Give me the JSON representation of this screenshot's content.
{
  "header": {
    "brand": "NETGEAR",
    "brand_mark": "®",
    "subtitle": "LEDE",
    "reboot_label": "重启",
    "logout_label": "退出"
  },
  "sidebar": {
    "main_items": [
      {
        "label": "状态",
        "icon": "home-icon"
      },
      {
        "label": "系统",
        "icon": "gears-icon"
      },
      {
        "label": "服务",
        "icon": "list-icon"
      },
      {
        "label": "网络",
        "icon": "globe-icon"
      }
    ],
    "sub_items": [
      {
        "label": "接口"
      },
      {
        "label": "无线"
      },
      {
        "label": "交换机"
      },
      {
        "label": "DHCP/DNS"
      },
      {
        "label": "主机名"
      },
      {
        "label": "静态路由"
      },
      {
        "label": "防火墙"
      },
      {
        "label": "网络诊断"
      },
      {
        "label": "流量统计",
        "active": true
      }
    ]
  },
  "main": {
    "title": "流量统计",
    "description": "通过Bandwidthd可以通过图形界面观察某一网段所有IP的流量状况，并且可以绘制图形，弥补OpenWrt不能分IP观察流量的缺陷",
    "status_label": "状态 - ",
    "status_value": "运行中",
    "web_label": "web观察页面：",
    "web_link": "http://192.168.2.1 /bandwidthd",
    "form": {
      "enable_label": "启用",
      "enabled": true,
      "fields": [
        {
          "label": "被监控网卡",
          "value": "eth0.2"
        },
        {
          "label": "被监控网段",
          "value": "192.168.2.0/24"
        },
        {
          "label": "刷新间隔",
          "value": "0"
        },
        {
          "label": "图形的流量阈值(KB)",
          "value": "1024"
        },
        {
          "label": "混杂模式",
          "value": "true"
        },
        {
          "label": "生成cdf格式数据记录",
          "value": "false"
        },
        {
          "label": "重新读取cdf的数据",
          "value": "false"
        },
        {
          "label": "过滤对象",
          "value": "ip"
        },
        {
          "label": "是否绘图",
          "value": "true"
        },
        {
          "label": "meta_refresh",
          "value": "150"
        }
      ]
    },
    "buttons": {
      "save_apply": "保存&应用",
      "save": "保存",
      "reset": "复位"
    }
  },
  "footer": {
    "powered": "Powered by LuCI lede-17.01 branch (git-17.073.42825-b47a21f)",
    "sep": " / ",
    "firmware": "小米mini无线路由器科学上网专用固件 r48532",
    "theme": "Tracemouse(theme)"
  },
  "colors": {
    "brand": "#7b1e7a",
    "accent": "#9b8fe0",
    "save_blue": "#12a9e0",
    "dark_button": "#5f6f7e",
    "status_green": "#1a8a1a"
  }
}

* * * * * * *

### Task objective:
Check every line of the data, and copy the ones that contain "icon".

### Solution to this problem:
        "icon": "home-icon"
        "icon": "gears-icon"
        "icon": "list-icon"
        "icon": "globe-icon"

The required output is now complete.